___ INFORMATION SHOWN ___
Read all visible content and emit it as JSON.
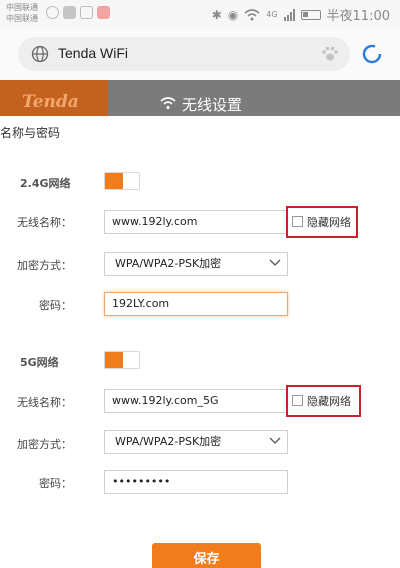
{
  "status_bar": {
    "carrier_line1": "中国联通",
    "carrier_line2": "中国联通",
    "network": "4G",
    "time": "半夜11:00",
    "icons": [
      "bluetooth-icon",
      "eye-icon",
      "wifi-icon",
      "signal-icon",
      "battery-icon"
    ]
  },
  "address_bar": {
    "url": "Tenda WiFi",
    "icons": [
      "globe-icon",
      "paw-icon",
      "reload-icon"
    ]
  },
  "router_header": {
    "logo": "Tenda",
    "page_title": "无线设置"
  },
  "section": {
    "title": "名称与密码"
  },
  "band_24": {
    "label": "2.4G网络",
    "enabled": true,
    "ssid_label": "无线名称：",
    "ssid_value": "www.192ly.com",
    "hide_label": "隐藏网络",
    "hide_checked": false,
    "encryption_label": "加密方式：",
    "encryption_value": "WPA/WPA2-PSK加密",
    "password_label": "密码：",
    "password_value": "192LY.com"
  },
  "band_5": {
    "label": "5G网络",
    "enabled": true,
    "ssid_label": "无线名称：",
    "ssid_value": "www.192ly.com_5G",
    "hide_label": "隐藏网络",
    "hide_checked": false,
    "encryption_label": "加密方式：",
    "encryption_value": "WPA/WPA2-PSK加密",
    "password_label": "密码：",
    "password_value": "•••••••••"
  },
  "actions": {
    "save_label": "保存"
  },
  "colors": {
    "accent": "#f07c1c",
    "header_bg": "#7b7b7b",
    "logo_bg": "#c2621e",
    "highlight_box": "#c8232c"
  }
}
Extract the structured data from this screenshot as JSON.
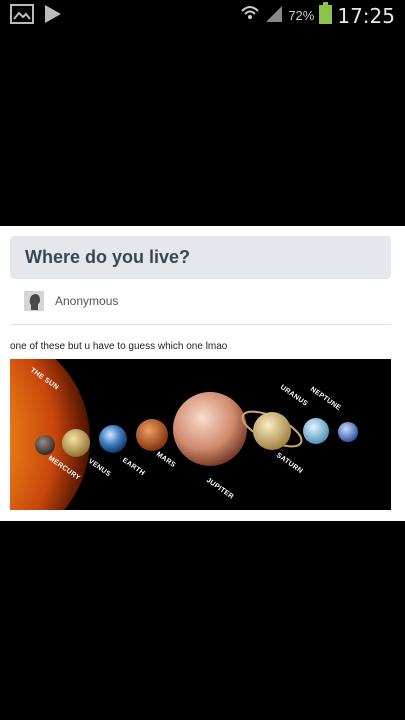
{
  "status_bar": {
    "battery_percent": "72%",
    "time": "17:25",
    "icons": [
      "gallery-icon",
      "play-store-icon",
      "wifi-icon",
      "signal-icon",
      "battery-icon"
    ]
  },
  "post": {
    "question": "Where do you live?",
    "asker": "Anonymous",
    "answer": "one of these but u have to guess which one lmao"
  },
  "image_labels": {
    "sun": "THE SUN",
    "mercury": "MERCURY",
    "venus": "VENUS",
    "earth": "EARTH",
    "mars": "MARS",
    "jupiter": "JUPITER",
    "saturn": "SATURN",
    "uranus": "URANUS",
    "neptune": "NEPTUNE"
  }
}
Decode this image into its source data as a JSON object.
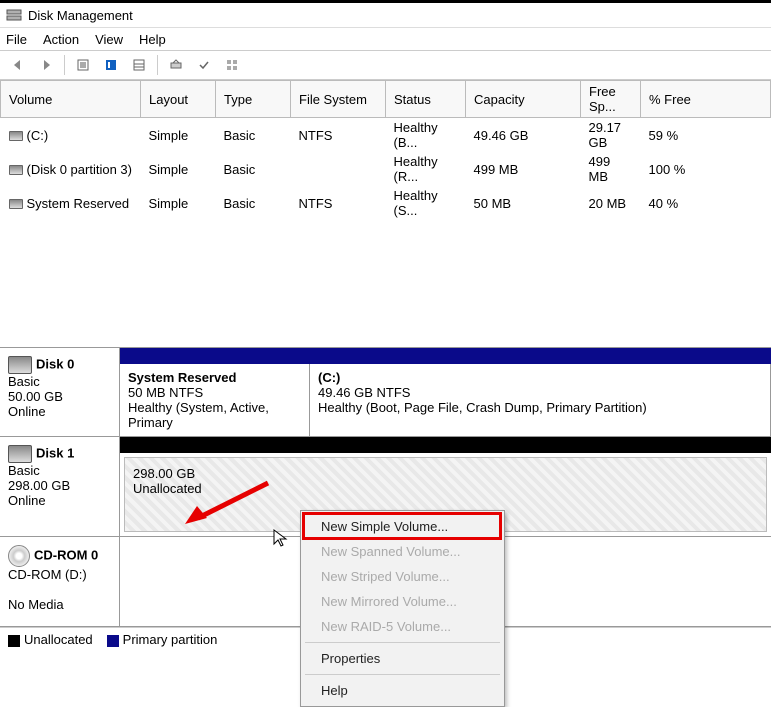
{
  "title": "Disk Management",
  "menu": {
    "file": "File",
    "action": "Action",
    "view": "View",
    "help": "Help"
  },
  "columns": {
    "volume": "Volume",
    "layout": "Layout",
    "type": "Type",
    "fs": "File System",
    "status": "Status",
    "capacity": "Capacity",
    "free": "Free Sp...",
    "pct": "% Free"
  },
  "volumes": [
    {
      "name": "(C:)",
      "layout": "Simple",
      "type": "Basic",
      "fs": "NTFS",
      "status": "Healthy (B...",
      "capacity": "49.46 GB",
      "free": "29.17 GB",
      "pct": "59 %"
    },
    {
      "name": "(Disk 0 partition 3)",
      "layout": "Simple",
      "type": "Basic",
      "fs": "",
      "status": "Healthy (R...",
      "capacity": "499 MB",
      "free": "499 MB",
      "pct": "100 %"
    },
    {
      "name": "System Reserved",
      "layout": "Simple",
      "type": "Basic",
      "fs": "NTFS",
      "status": "Healthy (S...",
      "capacity": "50 MB",
      "free": "20 MB",
      "pct": "40 %"
    }
  ],
  "disk0": {
    "name": "Disk 0",
    "type": "Basic",
    "size": "50.00 GB",
    "state": "Online",
    "sysres": {
      "title": "System Reserved",
      "sub": "50 MB NTFS",
      "status": "Healthy (System, Active, Primary"
    },
    "c": {
      "title": "(C:)",
      "sub": "49.46 GB NTFS",
      "status": "Healthy (Boot, Page File, Crash Dump, Primary Partition)"
    }
  },
  "disk1": {
    "name": "Disk 1",
    "type": "Basic",
    "size": "298.00 GB",
    "state": "Online",
    "unalloc_size": "298.00 GB",
    "unalloc_label": "Unallocated"
  },
  "cdrom": {
    "name": "CD-ROM 0",
    "drive": "CD-ROM (D:)",
    "state": "No Media"
  },
  "legend": {
    "unalloc": "Unallocated",
    "primary": "Primary partition"
  },
  "context": {
    "new_simple": "New Simple Volume...",
    "new_spanned": "New Spanned Volume...",
    "new_striped": "New Striped Volume...",
    "new_mirrored": "New Mirrored Volume...",
    "new_raid5": "New RAID-5 Volume...",
    "properties": "Properties",
    "help": "Help"
  }
}
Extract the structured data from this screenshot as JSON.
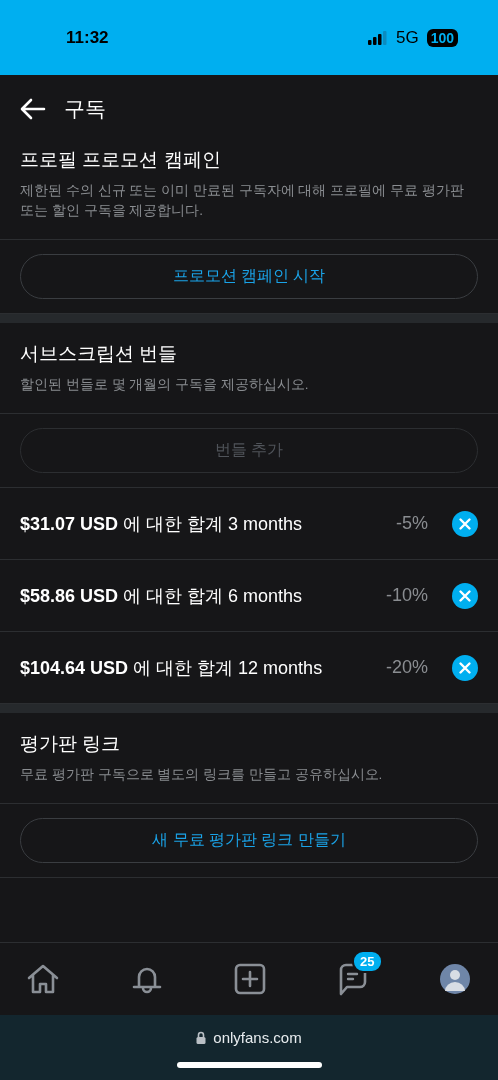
{
  "status_bar": {
    "time": "11:32",
    "network": "5G",
    "battery": "100"
  },
  "header": {
    "title": "구독"
  },
  "sections": [
    {
      "title": "프로필 프로모션 캠페인",
      "description": "제한된 수의 신규 또는 이미 만료된 구독자에 대해 프로필에 무료 평가판 또는 할인 구독을 제공합니다.",
      "button": {
        "label": "프로모션 캠페인 시작",
        "disabled": false
      }
    },
    {
      "title": "서브스크립션 번들",
      "description": "할인된 번들로 몇 개월의 구독을 제공하십시오.",
      "button": {
        "label": "번들 추가",
        "disabled": true
      },
      "bundles": [
        {
          "text": "**$31.07 USD** 에 대한 합계 3 months",
          "discount": "-5%"
        },
        {
          "text": "**$58.86 USD** 에 대한 합계 6 months",
          "discount": "-10%"
        },
        {
          "text": "**$104.64 USD** 에 대한 합계 12 months",
          "discount": "-20%"
        }
      ]
    },
    {
      "title": "평가판 링크",
      "description": "무료 평가판 구독으로 별도의 링크를 만들고 공유하십시오.",
      "button": {
        "label": "새 무료 평가판 링크 만들기",
        "disabled": false
      }
    }
  ],
  "bottom_nav": {
    "items": [
      {
        "kind": "home"
      },
      {
        "kind": "bell"
      },
      {
        "kind": "add"
      },
      {
        "kind": "messages",
        "badge": "25"
      },
      {
        "kind": "avatar"
      }
    ]
  },
  "browser_bar": {
    "url": "onlyfans.com"
  }
}
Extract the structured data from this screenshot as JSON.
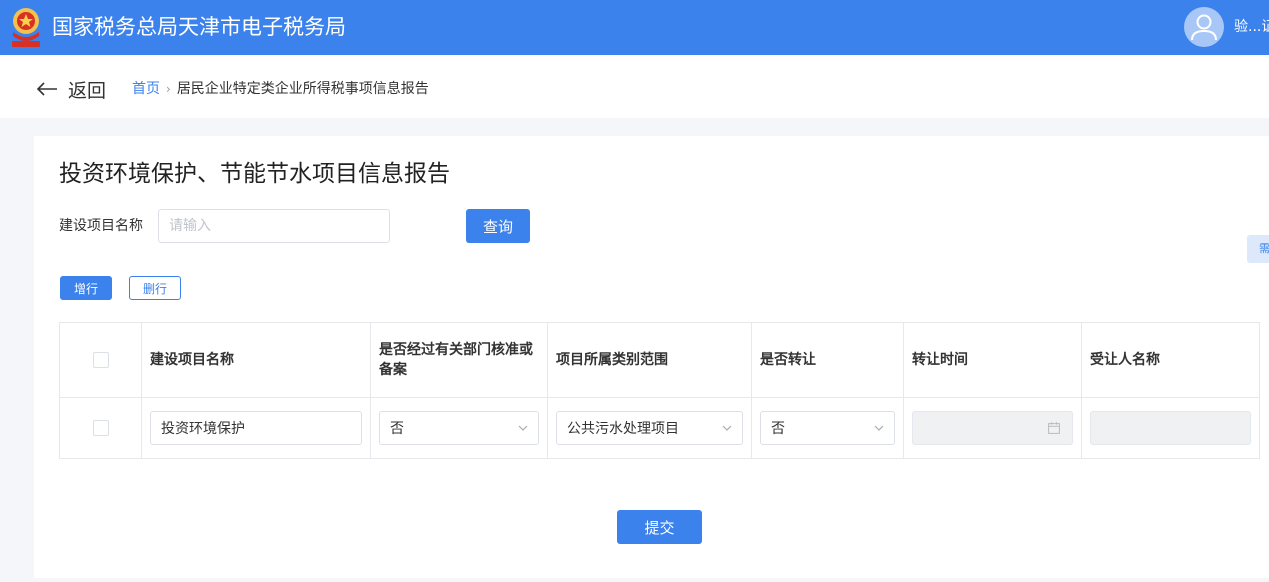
{
  "header": {
    "site_title": "国家税务总局天津市电子税务局",
    "user_name": "验...证",
    "emblem_icon": "tax-emblem-icon",
    "avatar_icon": "user-avatar-icon"
  },
  "nav": {
    "back_label": "返回",
    "breadcrumb_home": "首页",
    "breadcrumb_separator": "›",
    "breadcrumb_current": "居民企业特定类企业所得税事项信息报告"
  },
  "main": {
    "title": "投资环境保护、节能节水项目信息报告",
    "filter_label": "建设项目名称",
    "filter_placeholder": "请输入",
    "query_button": "查询",
    "side_tab_label": "需",
    "add_row_button": "增行",
    "delete_row_button": "删行",
    "submit_button": "提交"
  },
  "table": {
    "headers": [
      "建设项目名称",
      "是否经过有关部门核准或备案",
      "项目所属类别范围",
      "是否转让",
      "转让时间",
      "受让人名称"
    ],
    "rows": [
      {
        "project_name": "投资环境保护",
        "approved": "否",
        "category": "公共污水处理项目",
        "transferred": "否",
        "transfer_time": "",
        "transferee": ""
      }
    ]
  },
  "colors": {
    "primary": "#3b82ec",
    "page_background": "#f4f6f9",
    "border": "#dcdfe6",
    "disabled_fill": "#f0f1f3"
  }
}
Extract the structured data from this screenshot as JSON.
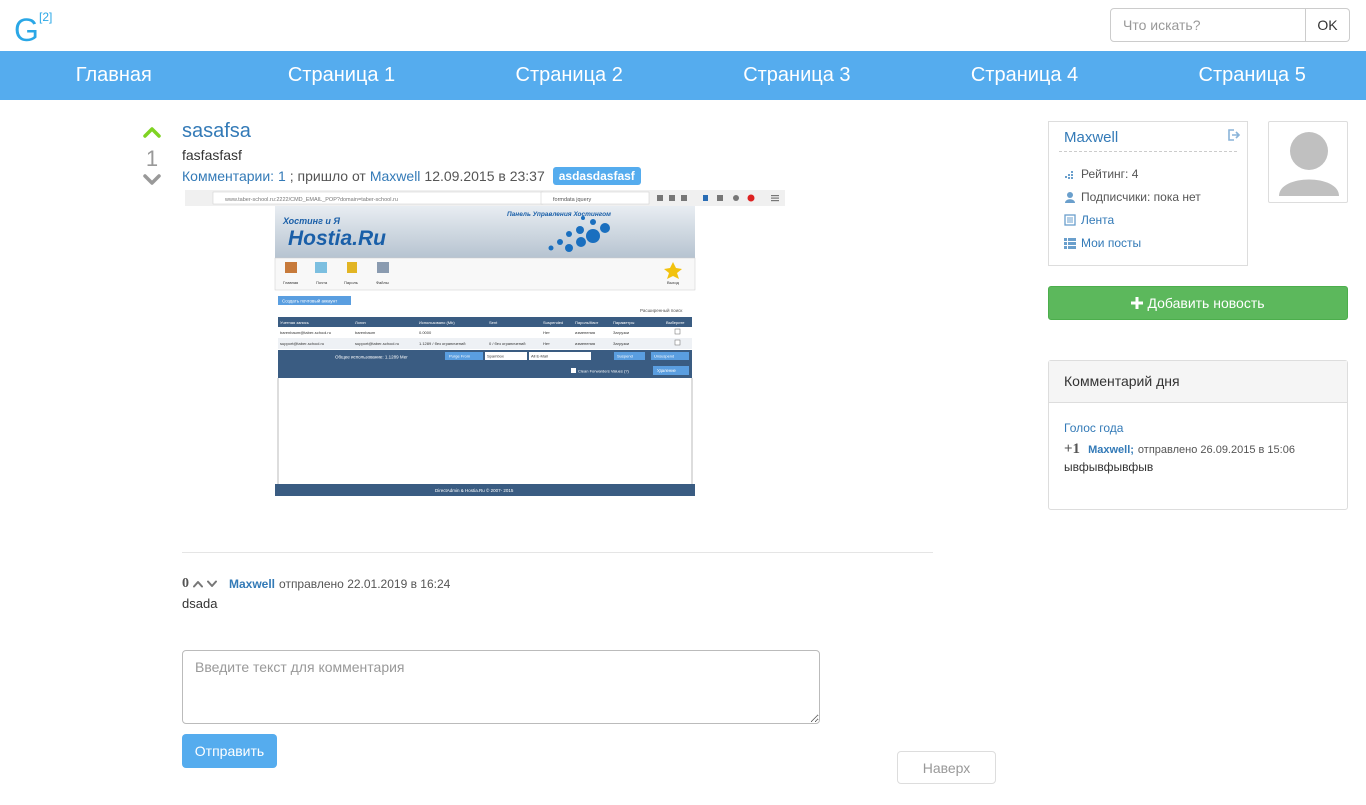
{
  "logo": {
    "letter": "G",
    "superscript": "[2]"
  },
  "search": {
    "placeholder": "Что искать?",
    "button": "OK"
  },
  "nav": [
    "Главная",
    "Страница 1",
    "Страница 2",
    "Страница 3",
    "Страница 4",
    "Страница 5"
  ],
  "post": {
    "score": "1",
    "title": "sasafsa",
    "body": "fasfasfasf",
    "comments_label": "Комментарии: 1",
    "sent_from": "; пришло от",
    "author": "Maxwell",
    "date": "12.09.2015 в 23:37",
    "tag": "asdasdasfasf",
    "screenshot": {
      "url": "www.taber-school.ru:2222/CMD_EMAIL_POP?domain=taber-school.ru",
      "search": "formdata jquery",
      "brand": "Hostia.Ru",
      "brand_tagline": "Хостинг и Я",
      "panel_title": "Панель Управления Хостингом",
      "toolbar": [
        "Главная",
        "Почта",
        "Пароль",
        "Файлы",
        "Выход"
      ],
      "create_btn": "Создать почтовый аккаунт",
      "advanced": "Расширенный поиск",
      "columns": [
        "Учетная запись",
        "Логин",
        "Использовано (Mb)",
        "Sent",
        "Suspended",
        "Пароль/Квот",
        "Параметры",
        "Выберите"
      ],
      "rows": [
        [
          "barenbaum@taber-school.ru",
          "barenbaum",
          "0.0000",
          "",
          "Нет",
          "изменения",
          "Загрузки"
        ],
        [
          "support@taber-school.ru",
          "support@taber-school.ru",
          "1.1289 / без ограничений",
          "0 / без ограничений",
          "Нет",
          "изменения",
          "Загрузки"
        ]
      ],
      "total": "Общее использование: 1.1289 Мег",
      "purge": "Purge From",
      "spambox": "Spambox",
      "all_email": "All E-Mail",
      "suspend": "Suspend",
      "unsuspend": "Unsuspend",
      "clean": "Clean Forwarders Values (?)",
      "delete": "Удаление",
      "footer": "DirectAdmin & Hostia.Ru © 2007- 2015"
    }
  },
  "comment": {
    "score": "0",
    "author": "Maxwell",
    "sent": "отправлено 22.01.2019 в 16:24",
    "text": "dsada"
  },
  "form": {
    "placeholder": "Введите текст для комментария",
    "submit": "Отправить",
    "top": "Наверх"
  },
  "sidebar": {
    "username": "Maxwell",
    "rating": "Рейтинг: 4",
    "subscribers": "Подписчики: пока нет",
    "feed": "Лента",
    "my_posts": "Мои посты",
    "add_news": "Добавить новость",
    "cod_title": "Комментарий дня",
    "cod_link": "Голос года",
    "cod_plus": "+1",
    "cod_author": "Maxwell;",
    "cod_sent": "отправлено 26.09.2015 в 15:06",
    "cod_text": "ывфывфывфыв"
  }
}
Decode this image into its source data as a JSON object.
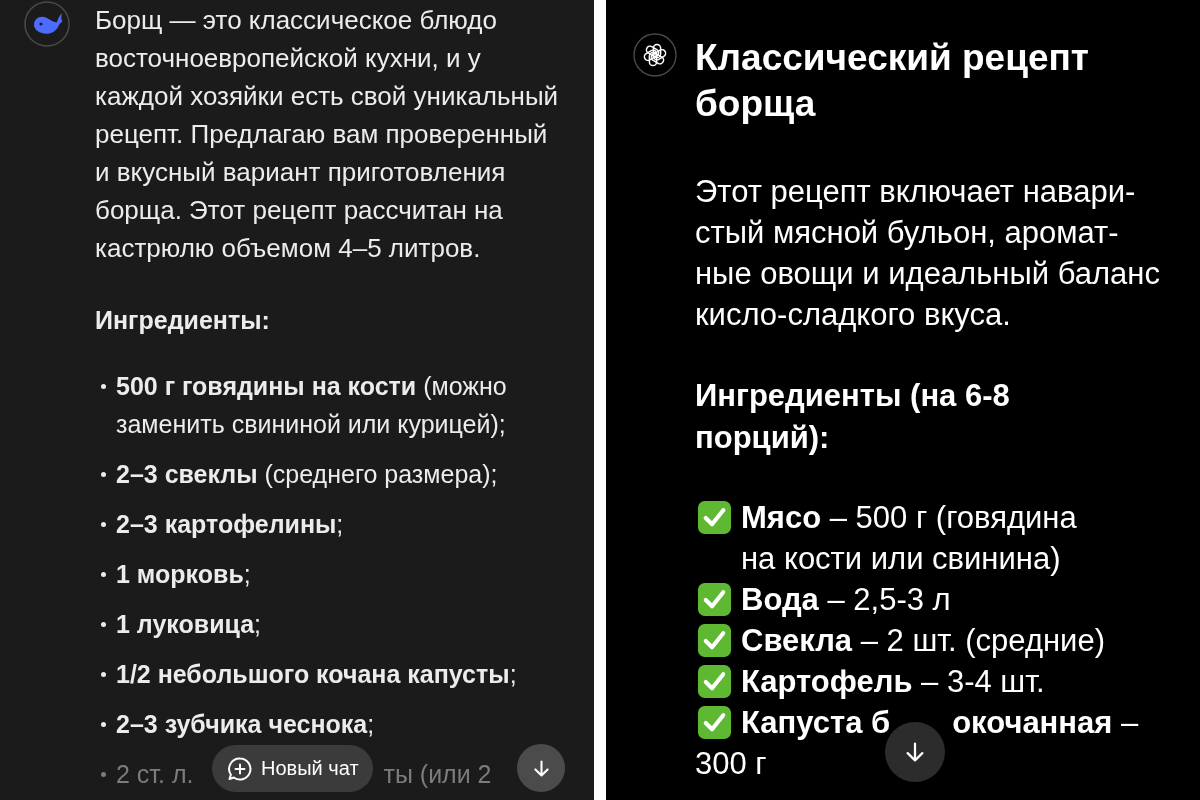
{
  "left_chat": {
    "paragraph": "Борщ — это классическое блюдо восточноевропейской кухни, и у каждой хозяйки есть свой уникальный рецепт. Предлагаю вам проверенный и вкусный вариант приготовления борща. Этот рецепт рассчитан на кастрюлю объемом 4–5 литров.",
    "heading": "Ингредиенты:",
    "ingredients": [
      {
        "kind": "full",
        "text": "**500 г говядины на кости** (можно заменить свининой или курицей);",
        "faded": false
      },
      {
        "kind": "full",
        "text": "**2–3 свеклы** (среднего размера);",
        "faded": false
      },
      {
        "kind": "full",
        "text": "**2–3 картофелины**;",
        "faded": false
      },
      {
        "kind": "full",
        "text": "**1 морковь**;",
        "faded": false
      },
      {
        "kind": "full",
        "text": "**1 луковица**;",
        "faded": false
      },
      {
        "kind": "full",
        "text": "**1/2 небольшого кочана капусты**;",
        "faded": false
      },
      {
        "kind": "full",
        "text": "**2–3 зубчика чеснока**;",
        "faded": false
      },
      {
        "kind": "covered",
        "text": "2 ст. л.",
        "text_after_cover": "ты (или 2",
        "faded": true
      }
    ],
    "new_chat_button": {
      "label": "Новый чат"
    }
  },
  "right_chat": {
    "title": "Классический рецепт борща",
    "paragraph": "Этот рецепт включает навари-стый мясной бульон, аромат-ные овощи и идеальный баланс кисло-сладкого вкуса.",
    "heading": "Ингредиенты (на 6-8 порций):",
    "ingredients": [
      {
        "kind": "full",
        "name": "Мясо",
        "amount": "– 500 г (говядина на кости или свинина)"
      },
      {
        "kind": "full",
        "name": "Вода",
        "amount": "– 2,5-3 л"
      },
      {
        "kind": "full",
        "name": "Свекла",
        "amount": "– 2 шт. (средние)"
      },
      {
        "kind": "full",
        "name": "Картофель",
        "amount": "– 3-4 шт."
      },
      {
        "kind": "covered",
        "name": "Капуста б",
        "name_after_cover": "окочанная",
        "amount_end": "–",
        "amount_next_line": "300 г"
      }
    ]
  }
}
___
◆ STATED PROBLEM
Collect every line with the string "Reserved" from the records, and copy each.

◆ ANSWER TO THE EXERCISE
      "name": "System Reserved",
      "title": "System Reserved",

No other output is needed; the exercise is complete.